Listed entries:
------------------------------------------------------------
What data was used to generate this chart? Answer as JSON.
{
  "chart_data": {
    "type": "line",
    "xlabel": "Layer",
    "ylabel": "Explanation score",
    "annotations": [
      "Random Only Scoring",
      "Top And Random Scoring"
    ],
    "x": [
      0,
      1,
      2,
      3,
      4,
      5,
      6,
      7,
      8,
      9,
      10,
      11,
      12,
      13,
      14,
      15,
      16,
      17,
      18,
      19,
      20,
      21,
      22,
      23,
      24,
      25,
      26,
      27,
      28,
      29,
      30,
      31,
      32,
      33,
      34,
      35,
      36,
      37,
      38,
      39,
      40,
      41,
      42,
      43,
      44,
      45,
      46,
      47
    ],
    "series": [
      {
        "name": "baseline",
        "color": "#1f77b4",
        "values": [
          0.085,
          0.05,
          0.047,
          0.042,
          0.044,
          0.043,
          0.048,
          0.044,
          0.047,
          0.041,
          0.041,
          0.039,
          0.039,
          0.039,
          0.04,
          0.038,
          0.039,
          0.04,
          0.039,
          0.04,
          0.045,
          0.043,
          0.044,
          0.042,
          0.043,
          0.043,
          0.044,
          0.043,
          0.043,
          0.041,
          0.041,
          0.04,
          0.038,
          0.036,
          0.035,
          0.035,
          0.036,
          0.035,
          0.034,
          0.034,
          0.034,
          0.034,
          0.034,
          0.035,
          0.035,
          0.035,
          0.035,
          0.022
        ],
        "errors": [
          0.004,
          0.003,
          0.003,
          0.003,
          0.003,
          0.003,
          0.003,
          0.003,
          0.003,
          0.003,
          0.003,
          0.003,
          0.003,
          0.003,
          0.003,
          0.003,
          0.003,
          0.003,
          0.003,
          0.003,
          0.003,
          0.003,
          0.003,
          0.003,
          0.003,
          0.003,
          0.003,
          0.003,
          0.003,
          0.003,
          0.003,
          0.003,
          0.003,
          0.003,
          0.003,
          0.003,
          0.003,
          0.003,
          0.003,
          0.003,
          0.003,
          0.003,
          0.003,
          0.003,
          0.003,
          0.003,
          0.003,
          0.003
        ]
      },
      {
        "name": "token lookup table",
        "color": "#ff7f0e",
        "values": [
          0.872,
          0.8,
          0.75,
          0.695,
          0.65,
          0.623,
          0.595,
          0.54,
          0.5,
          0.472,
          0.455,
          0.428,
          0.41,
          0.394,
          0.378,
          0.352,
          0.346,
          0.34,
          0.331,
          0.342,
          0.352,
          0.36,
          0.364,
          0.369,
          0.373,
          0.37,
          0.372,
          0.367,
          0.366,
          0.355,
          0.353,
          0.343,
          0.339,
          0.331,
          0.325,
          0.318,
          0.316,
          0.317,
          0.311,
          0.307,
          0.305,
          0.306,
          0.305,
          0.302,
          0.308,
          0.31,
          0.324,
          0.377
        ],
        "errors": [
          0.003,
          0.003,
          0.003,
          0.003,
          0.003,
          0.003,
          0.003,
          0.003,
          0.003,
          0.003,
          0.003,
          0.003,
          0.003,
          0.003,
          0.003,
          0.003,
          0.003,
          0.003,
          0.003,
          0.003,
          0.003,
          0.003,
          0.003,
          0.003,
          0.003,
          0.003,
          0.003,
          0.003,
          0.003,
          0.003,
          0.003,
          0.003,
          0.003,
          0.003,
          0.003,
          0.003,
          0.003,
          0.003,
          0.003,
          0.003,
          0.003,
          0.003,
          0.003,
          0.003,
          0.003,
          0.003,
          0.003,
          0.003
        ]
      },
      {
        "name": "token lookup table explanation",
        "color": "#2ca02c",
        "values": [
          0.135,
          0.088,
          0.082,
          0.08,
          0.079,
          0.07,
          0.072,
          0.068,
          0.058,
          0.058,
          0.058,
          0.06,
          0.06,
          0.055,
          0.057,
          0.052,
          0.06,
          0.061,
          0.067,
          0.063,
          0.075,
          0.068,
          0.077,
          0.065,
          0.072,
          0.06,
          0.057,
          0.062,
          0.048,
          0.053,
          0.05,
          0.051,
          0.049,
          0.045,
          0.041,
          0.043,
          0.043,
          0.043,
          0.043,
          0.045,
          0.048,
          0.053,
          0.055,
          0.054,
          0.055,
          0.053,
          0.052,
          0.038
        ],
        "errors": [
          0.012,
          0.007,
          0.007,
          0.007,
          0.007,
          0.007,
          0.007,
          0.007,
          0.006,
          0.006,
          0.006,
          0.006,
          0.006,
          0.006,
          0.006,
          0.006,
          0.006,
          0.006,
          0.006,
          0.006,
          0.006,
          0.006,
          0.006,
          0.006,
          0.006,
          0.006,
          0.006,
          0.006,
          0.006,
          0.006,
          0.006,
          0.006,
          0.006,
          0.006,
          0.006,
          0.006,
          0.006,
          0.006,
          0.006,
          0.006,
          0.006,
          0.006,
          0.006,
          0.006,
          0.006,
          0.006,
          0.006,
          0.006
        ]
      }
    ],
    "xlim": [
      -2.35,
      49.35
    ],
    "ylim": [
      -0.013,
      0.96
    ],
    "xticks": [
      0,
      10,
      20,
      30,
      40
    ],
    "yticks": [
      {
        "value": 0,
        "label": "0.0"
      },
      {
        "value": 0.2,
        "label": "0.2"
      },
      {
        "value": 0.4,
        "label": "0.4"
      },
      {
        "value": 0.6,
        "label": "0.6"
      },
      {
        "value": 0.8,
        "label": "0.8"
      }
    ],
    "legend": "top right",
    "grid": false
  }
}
------------------------------------------------------------
Directions for this task: Faithfully reproduce all of the records, character for character.

Answer to the exercise:
What data was used to generate this chart? Answer as JSON.
{
  "chart_data": {
    "type": "line",
    "xlabel": "Layer",
    "ylabel": "Explanation score",
    "annotations": [
      "Random Only Scoring",
      "Top And Random Scoring"
    ],
    "x": [
      0,
      1,
      2,
      3,
      4,
      5,
      6,
      7,
      8,
      9,
      10,
      11,
      12,
      13,
      14,
      15,
      16,
      17,
      18,
      19,
      20,
      21,
      22,
      23,
      24,
      25,
      26,
      27,
      28,
      29,
      30,
      31,
      32,
      33,
      34,
      35,
      36,
      37,
      38,
      39,
      40,
      41,
      42,
      43,
      44,
      45,
      46,
      47
    ],
    "series": [
      {
        "name": "baseline",
        "color": "#1f77b4",
        "values": [
          0.085,
          0.05,
          0.047,
          0.042,
          0.044,
          0.043,
          0.048,
          0.044,
          0.047,
          0.041,
          0.041,
          0.039,
          0.039,
          0.039,
          0.04,
          0.038,
          0.039,
          0.04,
          0.039,
          0.04,
          0.045,
          0.043,
          0.044,
          0.042,
          0.043,
          0.043,
          0.044,
          0.043,
          0.043,
          0.041,
          0.041,
          0.04,
          0.038,
          0.036,
          0.035,
          0.035,
          0.036,
          0.035,
          0.034,
          0.034,
          0.034,
          0.034,
          0.034,
          0.035,
          0.035,
          0.035,
          0.035,
          0.022
        ],
        "errors": [
          0.004,
          0.003,
          0.003,
          0.003,
          0.003,
          0.003,
          0.003,
          0.003,
          0.003,
          0.003,
          0.003,
          0.003,
          0.003,
          0.003,
          0.003,
          0.003,
          0.003,
          0.003,
          0.003,
          0.003,
          0.003,
          0.003,
          0.003,
          0.003,
          0.003,
          0.003,
          0.003,
          0.003,
          0.003,
          0.003,
          0.003,
          0.003,
          0.003,
          0.003,
          0.003,
          0.003,
          0.003,
          0.003,
          0.003,
          0.003,
          0.003,
          0.003,
          0.003,
          0.003,
          0.003,
          0.003,
          0.003,
          0.003
        ]
      },
      {
        "name": "token lookup table",
        "color": "#ff7f0e",
        "values": [
          0.872,
          0.8,
          0.75,
          0.695,
          0.65,
          0.623,
          0.595,
          0.54,
          0.5,
          0.472,
          0.455,
          0.428,
          0.41,
          0.394,
          0.378,
          0.352,
          0.346,
          0.34,
          0.331,
          0.342,
          0.352,
          0.36,
          0.364,
          0.369,
          0.373,
          0.37,
          0.372,
          0.367,
          0.366,
          0.355,
          0.353,
          0.343,
          0.339,
          0.331,
          0.325,
          0.318,
          0.316,
          0.317,
          0.311,
          0.307,
          0.305,
          0.306,
          0.305,
          0.302,
          0.308,
          0.31,
          0.324,
          0.377
        ],
        "errors": [
          0.003,
          0.003,
          0.003,
          0.003,
          0.003,
          0.003,
          0.003,
          0.003,
          0.003,
          0.003,
          0.003,
          0.003,
          0.003,
          0.003,
          0.003,
          0.003,
          0.003,
          0.003,
          0.003,
          0.003,
          0.003,
          0.003,
          0.003,
          0.003,
          0.003,
          0.003,
          0.003,
          0.003,
          0.003,
          0.003,
          0.003,
          0.003,
          0.003,
          0.003,
          0.003,
          0.003,
          0.003,
          0.003,
          0.003,
          0.003,
          0.003,
          0.003,
          0.003,
          0.003,
          0.003,
          0.003,
          0.003,
          0.003
        ]
      },
      {
        "name": "token lookup table explanation",
        "color": "#2ca02c",
        "values": [
          0.135,
          0.088,
          0.082,
          0.08,
          0.079,
          0.07,
          0.072,
          0.068,
          0.058,
          0.058,
          0.058,
          0.06,
          0.06,
          0.055,
          0.057,
          0.052,
          0.06,
          0.061,
          0.067,
          0.063,
          0.075,
          0.068,
          0.077,
          0.065,
          0.072,
          0.06,
          0.057,
          0.062,
          0.048,
          0.053,
          0.05,
          0.051,
          0.049,
          0.045,
          0.041,
          0.043,
          0.043,
          0.043,
          0.043,
          0.045,
          0.048,
          0.053,
          0.055,
          0.054,
          0.055,
          0.053,
          0.052,
          0.038
        ],
        "errors": [
          0.012,
          0.007,
          0.007,
          0.007,
          0.007,
          0.007,
          0.007,
          0.007,
          0.006,
          0.006,
          0.006,
          0.006,
          0.006,
          0.006,
          0.006,
          0.006,
          0.006,
          0.006,
          0.006,
          0.006,
          0.006,
          0.006,
          0.006,
          0.006,
          0.006,
          0.006,
          0.006,
          0.006,
          0.006,
          0.006,
          0.006,
          0.006,
          0.006,
          0.006,
          0.006,
          0.006,
          0.006,
          0.006,
          0.006,
          0.006,
          0.006,
          0.006,
          0.006,
          0.006,
          0.006,
          0.006,
          0.006,
          0.006
        ]
      }
    ],
    "xlim": [
      -2.35,
      49.35
    ],
    "ylim": [
      -0.013,
      0.96
    ],
    "xticks": [
      0,
      10,
      20,
      30,
      40
    ],
    "yticks": [
      {
        "value": 0,
        "label": "0.0"
      },
      {
        "value": 0.2,
        "label": "0.2"
      },
      {
        "value": 0.4,
        "label": "0.4"
      },
      {
        "value": 0.6,
        "label": "0.6"
      },
      {
        "value": 0.8,
        "label": "0.8"
      }
    ],
    "legend": "top right",
    "grid": false
  }
}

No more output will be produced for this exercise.